Entries supplied:
_ _ _ _ _

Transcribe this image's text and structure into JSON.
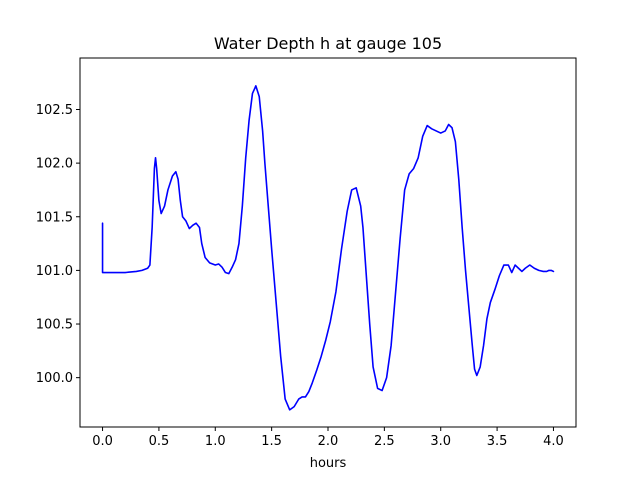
{
  "chart_data": {
    "type": "line",
    "title": "Water Depth h at gauge 105",
    "xlabel": "hours",
    "ylabel": "",
    "xlim": [
      -0.2,
      4.2
    ],
    "ylim": [
      99.54,
      102.98
    ],
    "x_ticks": [
      0.0,
      0.5,
      1.0,
      1.5,
      2.0,
      2.5,
      3.0,
      3.5,
      4.0
    ],
    "x_tick_labels": [
      "0.0",
      "0.5",
      "1.0",
      "1.5",
      "2.0",
      "2.5",
      "3.0",
      "3.5",
      "4.0"
    ],
    "y_ticks": [
      100.0,
      100.5,
      101.0,
      101.5,
      102.0,
      102.5
    ],
    "y_tick_labels": [
      "100.0",
      "100.5",
      "101.0",
      "101.5",
      "102.0",
      "102.5"
    ],
    "grid": false,
    "legend": "none",
    "series": [
      {
        "color": "#0000ff",
        "x": [
          0.0,
          0.0,
          0.02,
          0.1,
          0.2,
          0.3,
          0.35,
          0.4,
          0.42,
          0.44,
          0.46,
          0.47,
          0.48,
          0.5,
          0.52,
          0.55,
          0.58,
          0.62,
          0.65,
          0.67,
          0.69,
          0.71,
          0.74,
          0.77,
          0.8,
          0.83,
          0.86,
          0.88,
          0.91,
          0.95,
          1.0,
          1.03,
          1.06,
          1.09,
          1.12,
          1.15,
          1.18,
          1.21,
          1.24,
          1.27,
          1.3,
          1.33,
          1.36,
          1.39,
          1.42,
          1.44,
          1.47,
          1.5,
          1.54,
          1.58,
          1.62,
          1.66,
          1.7,
          1.74,
          1.77,
          1.8,
          1.83,
          1.86,
          1.9,
          1.94,
          1.98,
          2.02,
          2.07,
          2.12,
          2.17,
          2.21,
          2.25,
          2.29,
          2.31,
          2.33,
          2.35,
          2.37,
          2.4,
          2.44,
          2.48,
          2.52,
          2.56,
          2.6,
          2.64,
          2.68,
          2.72,
          2.76,
          2.8,
          2.84,
          2.88,
          2.92,
          2.96,
          3.0,
          3.04,
          3.07,
          3.1,
          3.13,
          3.16,
          3.19,
          3.22,
          3.25,
          3.28,
          3.3,
          3.32,
          3.35,
          3.38,
          3.41,
          3.44,
          3.48,
          3.52,
          3.56,
          3.6,
          3.63,
          3.66,
          3.69,
          3.72,
          3.75,
          3.79,
          3.83,
          3.87,
          3.91,
          3.94,
          3.96,
          3.98,
          4.0
        ],
        "y": [
          101.44,
          100.98,
          100.98,
          100.98,
          100.98,
          100.99,
          101.0,
          101.02,
          101.05,
          101.4,
          101.95,
          102.05,
          101.95,
          101.65,
          101.53,
          101.6,
          101.75,
          101.88,
          101.92,
          101.85,
          101.65,
          101.5,
          101.46,
          101.39,
          101.42,
          101.44,
          101.4,
          101.25,
          101.12,
          101.07,
          101.05,
          101.06,
          101.03,
          100.98,
          100.97,
          101.03,
          101.1,
          101.25,
          101.6,
          102.05,
          102.4,
          102.65,
          102.72,
          102.62,
          102.3,
          102.0,
          101.6,
          101.2,
          100.7,
          100.2,
          99.8,
          99.7,
          99.73,
          99.8,
          99.82,
          99.82,
          99.87,
          99.95,
          100.07,
          100.2,
          100.35,
          100.52,
          100.8,
          101.2,
          101.55,
          101.75,
          101.77,
          101.6,
          101.4,
          101.1,
          100.8,
          100.5,
          100.1,
          99.9,
          99.88,
          100.0,
          100.3,
          100.8,
          101.3,
          101.75,
          101.9,
          101.95,
          102.05,
          102.25,
          102.35,
          102.32,
          102.3,
          102.28,
          102.3,
          102.36,
          102.33,
          102.2,
          101.85,
          101.4,
          101.0,
          100.65,
          100.3,
          100.08,
          100.02,
          100.1,
          100.3,
          100.55,
          100.7,
          100.82,
          100.95,
          101.05,
          101.05,
          100.98,
          101.05,
          101.02,
          100.99,
          101.02,
          101.05,
          101.02,
          101.0,
          100.99,
          100.99,
          101.0,
          101.0,
          100.99
        ]
      }
    ]
  }
}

_ _ _ _ _

Required work: Reproduce all the entries that precede this task, word for word, minus any pictures.

Exercise output:
Transcribe this image's text and structure into JSON.
{
  "chart_data": {
    "type": "line",
    "title": "Water Depth h at gauge 105",
    "xlabel": "hours",
    "ylabel": "",
    "xlim": [
      -0.2,
      4.2
    ],
    "ylim": [
      99.54,
      102.98
    ],
    "x_ticks": [
      0.0,
      0.5,
      1.0,
      1.5,
      2.0,
      2.5,
      3.0,
      3.5,
      4.0
    ],
    "x_tick_labels": [
      "0.0",
      "0.5",
      "1.0",
      "1.5",
      "2.0",
      "2.5",
      "3.0",
      "3.5",
      "4.0"
    ],
    "y_ticks": [
      100.0,
      100.5,
      101.0,
      101.5,
      102.0,
      102.5
    ],
    "y_tick_labels": [
      "100.0",
      "100.5",
      "101.0",
      "101.5",
      "102.0",
      "102.5"
    ],
    "grid": false,
    "legend": "none",
    "series": [
      {
        "color": "#0000ff",
        "x": [
          0.0,
          0.0,
          0.02,
          0.1,
          0.2,
          0.3,
          0.35,
          0.4,
          0.42,
          0.44,
          0.46,
          0.47,
          0.48,
          0.5,
          0.52,
          0.55,
          0.58,
          0.62,
          0.65,
          0.67,
          0.69,
          0.71,
          0.74,
          0.77,
          0.8,
          0.83,
          0.86,
          0.88,
          0.91,
          0.95,
          1.0,
          1.03,
          1.06,
          1.09,
          1.12,
          1.15,
          1.18,
          1.21,
          1.24,
          1.27,
          1.3,
          1.33,
          1.36,
          1.39,
          1.42,
          1.44,
          1.47,
          1.5,
          1.54,
          1.58,
          1.62,
          1.66,
          1.7,
          1.74,
          1.77,
          1.8,
          1.83,
          1.86,
          1.9,
          1.94,
          1.98,
          2.02,
          2.07,
          2.12,
          2.17,
          2.21,
          2.25,
          2.29,
          2.31,
          2.33,
          2.35,
          2.37,
          2.4,
          2.44,
          2.48,
          2.52,
          2.56,
          2.6,
          2.64,
          2.68,
          2.72,
          2.76,
          2.8,
          2.84,
          2.88,
          2.92,
          2.96,
          3.0,
          3.04,
          3.07,
          3.1,
          3.13,
          3.16,
          3.19,
          3.22,
          3.25,
          3.28,
          3.3,
          3.32,
          3.35,
          3.38,
          3.41,
          3.44,
          3.48,
          3.52,
          3.56,
          3.6,
          3.63,
          3.66,
          3.69,
          3.72,
          3.75,
          3.79,
          3.83,
          3.87,
          3.91,
          3.94,
          3.96,
          3.98,
          4.0
        ],
        "y": [
          101.44,
          100.98,
          100.98,
          100.98,
          100.98,
          100.99,
          101.0,
          101.02,
          101.05,
          101.4,
          101.95,
          102.05,
          101.95,
          101.65,
          101.53,
          101.6,
          101.75,
          101.88,
          101.92,
          101.85,
          101.65,
          101.5,
          101.46,
          101.39,
          101.42,
          101.44,
          101.4,
          101.25,
          101.12,
          101.07,
          101.05,
          101.06,
          101.03,
          100.98,
          100.97,
          101.03,
          101.1,
          101.25,
          101.6,
          102.05,
          102.4,
          102.65,
          102.72,
          102.62,
          102.3,
          102.0,
          101.6,
          101.2,
          100.7,
          100.2,
          99.8,
          99.7,
          99.73,
          99.8,
          99.82,
          99.82,
          99.87,
          99.95,
          100.07,
          100.2,
          100.35,
          100.52,
          100.8,
          101.2,
          101.55,
          101.75,
          101.77,
          101.6,
          101.4,
          101.1,
          100.8,
          100.5,
          100.1,
          99.9,
          99.88,
          100.0,
          100.3,
          100.8,
          101.3,
          101.75,
          101.9,
          101.95,
          102.05,
          102.25,
          102.35,
          102.32,
          102.3,
          102.28,
          102.3,
          102.36,
          102.33,
          102.2,
          101.85,
          101.4,
          101.0,
          100.65,
          100.3,
          100.08,
          100.02,
          100.1,
          100.3,
          100.55,
          100.7,
          100.82,
          100.95,
          101.05,
          101.05,
          100.98,
          101.05,
          101.02,
          100.99,
          101.02,
          101.05,
          101.02,
          101.0,
          100.99,
          100.99,
          101.0,
          101.0,
          100.99
        ]
      }
    ]
  }
}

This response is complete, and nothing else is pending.